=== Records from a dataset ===
○ ○ ○ ○

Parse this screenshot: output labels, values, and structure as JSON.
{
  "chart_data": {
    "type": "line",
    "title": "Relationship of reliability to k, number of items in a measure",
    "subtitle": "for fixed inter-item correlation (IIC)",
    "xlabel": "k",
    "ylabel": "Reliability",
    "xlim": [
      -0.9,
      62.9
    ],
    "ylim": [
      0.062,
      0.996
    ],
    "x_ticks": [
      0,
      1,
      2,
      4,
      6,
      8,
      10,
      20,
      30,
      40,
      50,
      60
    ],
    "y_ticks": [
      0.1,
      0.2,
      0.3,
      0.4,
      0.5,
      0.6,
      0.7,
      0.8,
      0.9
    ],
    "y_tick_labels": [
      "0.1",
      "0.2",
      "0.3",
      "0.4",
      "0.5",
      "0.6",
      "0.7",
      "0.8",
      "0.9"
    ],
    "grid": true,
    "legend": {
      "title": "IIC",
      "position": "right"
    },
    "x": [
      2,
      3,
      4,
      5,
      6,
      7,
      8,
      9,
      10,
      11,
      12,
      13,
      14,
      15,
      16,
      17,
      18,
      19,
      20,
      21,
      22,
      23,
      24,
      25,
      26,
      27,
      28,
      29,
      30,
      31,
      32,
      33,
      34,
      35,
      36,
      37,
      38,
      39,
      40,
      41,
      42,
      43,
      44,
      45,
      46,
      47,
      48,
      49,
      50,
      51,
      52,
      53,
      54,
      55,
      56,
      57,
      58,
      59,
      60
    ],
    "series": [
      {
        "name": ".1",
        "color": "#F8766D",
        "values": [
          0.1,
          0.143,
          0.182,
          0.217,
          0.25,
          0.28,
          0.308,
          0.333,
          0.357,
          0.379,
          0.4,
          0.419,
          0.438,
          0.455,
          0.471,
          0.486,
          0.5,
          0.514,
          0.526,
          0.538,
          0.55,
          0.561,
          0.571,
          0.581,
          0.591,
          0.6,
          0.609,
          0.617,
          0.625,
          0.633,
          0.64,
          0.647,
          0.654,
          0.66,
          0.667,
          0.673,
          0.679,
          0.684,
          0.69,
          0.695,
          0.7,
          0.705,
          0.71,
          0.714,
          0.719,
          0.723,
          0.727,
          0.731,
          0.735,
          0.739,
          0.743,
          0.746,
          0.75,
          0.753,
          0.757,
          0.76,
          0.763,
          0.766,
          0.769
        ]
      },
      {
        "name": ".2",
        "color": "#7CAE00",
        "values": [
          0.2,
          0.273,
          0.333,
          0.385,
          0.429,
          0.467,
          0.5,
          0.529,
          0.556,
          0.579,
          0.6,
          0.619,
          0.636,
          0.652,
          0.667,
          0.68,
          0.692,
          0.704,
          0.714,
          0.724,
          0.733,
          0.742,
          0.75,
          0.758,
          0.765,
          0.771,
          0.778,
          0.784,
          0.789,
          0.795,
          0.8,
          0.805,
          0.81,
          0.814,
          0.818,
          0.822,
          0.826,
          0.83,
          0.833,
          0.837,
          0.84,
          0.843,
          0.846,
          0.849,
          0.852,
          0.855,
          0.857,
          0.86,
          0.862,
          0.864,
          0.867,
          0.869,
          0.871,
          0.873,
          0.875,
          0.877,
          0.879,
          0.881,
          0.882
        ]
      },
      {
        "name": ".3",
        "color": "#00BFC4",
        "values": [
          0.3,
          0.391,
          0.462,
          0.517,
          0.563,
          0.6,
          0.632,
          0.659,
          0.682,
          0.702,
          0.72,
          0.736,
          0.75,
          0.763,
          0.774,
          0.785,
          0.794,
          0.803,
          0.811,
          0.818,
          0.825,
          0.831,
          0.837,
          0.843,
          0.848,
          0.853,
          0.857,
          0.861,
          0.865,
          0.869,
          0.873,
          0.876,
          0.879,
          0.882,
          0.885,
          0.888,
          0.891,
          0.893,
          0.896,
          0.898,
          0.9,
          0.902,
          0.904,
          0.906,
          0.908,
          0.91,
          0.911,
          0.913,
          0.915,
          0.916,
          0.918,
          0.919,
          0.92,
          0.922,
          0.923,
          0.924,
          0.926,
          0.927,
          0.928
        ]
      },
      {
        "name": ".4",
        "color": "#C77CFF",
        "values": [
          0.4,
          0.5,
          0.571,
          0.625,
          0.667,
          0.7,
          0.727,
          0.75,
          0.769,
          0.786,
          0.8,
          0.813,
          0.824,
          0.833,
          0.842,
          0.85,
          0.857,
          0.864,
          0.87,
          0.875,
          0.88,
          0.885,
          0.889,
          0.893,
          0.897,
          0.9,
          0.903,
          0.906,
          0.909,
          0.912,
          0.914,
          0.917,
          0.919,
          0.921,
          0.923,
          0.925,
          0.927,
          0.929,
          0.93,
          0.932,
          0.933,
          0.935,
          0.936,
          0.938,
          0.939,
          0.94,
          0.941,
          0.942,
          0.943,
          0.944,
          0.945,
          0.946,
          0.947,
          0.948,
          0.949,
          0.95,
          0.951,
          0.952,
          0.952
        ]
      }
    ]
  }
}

○ ○ ○ ○

=== GOAL ===
Repeat the records above exactly, leaving none out.

=== SOLUTION TO THE EXERCISE ===
Parse this screenshot: output labels, values, and structure as JSON.
{
  "chart_data": {
    "type": "line",
    "title": "Relationship of reliability to k, number of items in a measure",
    "subtitle": "for fixed inter-item correlation (IIC)",
    "xlabel": "k",
    "ylabel": "Reliability",
    "xlim": [
      -0.9,
      62.9
    ],
    "ylim": [
      0.062,
      0.996
    ],
    "x_ticks": [
      0,
      1,
      2,
      4,
      6,
      8,
      10,
      20,
      30,
      40,
      50,
      60
    ],
    "y_ticks": [
      0.1,
      0.2,
      0.3,
      0.4,
      0.5,
      0.6,
      0.7,
      0.8,
      0.9
    ],
    "y_tick_labels": [
      "0.1",
      "0.2",
      "0.3",
      "0.4",
      "0.5",
      "0.6",
      "0.7",
      "0.8",
      "0.9"
    ],
    "grid": true,
    "legend": {
      "title": "IIC",
      "position": "right"
    },
    "x": [
      2,
      3,
      4,
      5,
      6,
      7,
      8,
      9,
      10,
      11,
      12,
      13,
      14,
      15,
      16,
      17,
      18,
      19,
      20,
      21,
      22,
      23,
      24,
      25,
      26,
      27,
      28,
      29,
      30,
      31,
      32,
      33,
      34,
      35,
      36,
      37,
      38,
      39,
      40,
      41,
      42,
      43,
      44,
      45,
      46,
      47,
      48,
      49,
      50,
      51,
      52,
      53,
      54,
      55,
      56,
      57,
      58,
      59,
      60
    ],
    "series": [
      {
        "name": ".1",
        "color": "#F8766D",
        "values": [
          0.1,
          0.143,
          0.182,
          0.217,
          0.25,
          0.28,
          0.308,
          0.333,
          0.357,
          0.379,
          0.4,
          0.419,
          0.438,
          0.455,
          0.471,
          0.486,
          0.5,
          0.514,
          0.526,
          0.538,
          0.55,
          0.561,
          0.571,
          0.581,
          0.591,
          0.6,
          0.609,
          0.617,
          0.625,
          0.633,
          0.64,
          0.647,
          0.654,
          0.66,
          0.667,
          0.673,
          0.679,
          0.684,
          0.69,
          0.695,
          0.7,
          0.705,
          0.71,
          0.714,
          0.719,
          0.723,
          0.727,
          0.731,
          0.735,
          0.739,
          0.743,
          0.746,
          0.75,
          0.753,
          0.757,
          0.76,
          0.763,
          0.766,
          0.769
        ]
      },
      {
        "name": ".2",
        "color": "#7CAE00",
        "values": [
          0.2,
          0.273,
          0.333,
          0.385,
          0.429,
          0.467,
          0.5,
          0.529,
          0.556,
          0.579,
          0.6,
          0.619,
          0.636,
          0.652,
          0.667,
          0.68,
          0.692,
          0.704,
          0.714,
          0.724,
          0.733,
          0.742,
          0.75,
          0.758,
          0.765,
          0.771,
          0.778,
          0.784,
          0.789,
          0.795,
          0.8,
          0.805,
          0.81,
          0.814,
          0.818,
          0.822,
          0.826,
          0.83,
          0.833,
          0.837,
          0.84,
          0.843,
          0.846,
          0.849,
          0.852,
          0.855,
          0.857,
          0.86,
          0.862,
          0.864,
          0.867,
          0.869,
          0.871,
          0.873,
          0.875,
          0.877,
          0.879,
          0.881,
          0.882
        ]
      },
      {
        "name": ".3",
        "color": "#00BFC4",
        "values": [
          0.3,
          0.391,
          0.462,
          0.517,
          0.563,
          0.6,
          0.632,
          0.659,
          0.682,
          0.702,
          0.72,
          0.736,
          0.75,
          0.763,
          0.774,
          0.785,
          0.794,
          0.803,
          0.811,
          0.818,
          0.825,
          0.831,
          0.837,
          0.843,
          0.848,
          0.853,
          0.857,
          0.861,
          0.865,
          0.869,
          0.873,
          0.876,
          0.879,
          0.882,
          0.885,
          0.888,
          0.891,
          0.893,
          0.896,
          0.898,
          0.9,
          0.902,
          0.904,
          0.906,
          0.908,
          0.91,
          0.911,
          0.913,
          0.915,
          0.916,
          0.918,
          0.919,
          0.92,
          0.922,
          0.923,
          0.924,
          0.926,
          0.927,
          0.928
        ]
      },
      {
        "name": ".4",
        "color": "#C77CFF",
        "values": [
          0.4,
          0.5,
          0.571,
          0.625,
          0.667,
          0.7,
          0.727,
          0.75,
          0.769,
          0.786,
          0.8,
          0.813,
          0.824,
          0.833,
          0.842,
          0.85,
          0.857,
          0.864,
          0.87,
          0.875,
          0.88,
          0.885,
          0.889,
          0.893,
          0.897,
          0.9,
          0.903,
          0.906,
          0.909,
          0.912,
          0.914,
          0.917,
          0.919,
          0.921,
          0.923,
          0.925,
          0.927,
          0.929,
          0.93,
          0.932,
          0.933,
          0.935,
          0.936,
          0.938,
          0.939,
          0.94,
          0.941,
          0.942,
          0.943,
          0.944,
          0.945,
          0.946,
          0.947,
          0.948,
          0.949,
          0.95,
          0.951,
          0.952,
          0.952
        ]
      }
    ]
  }
}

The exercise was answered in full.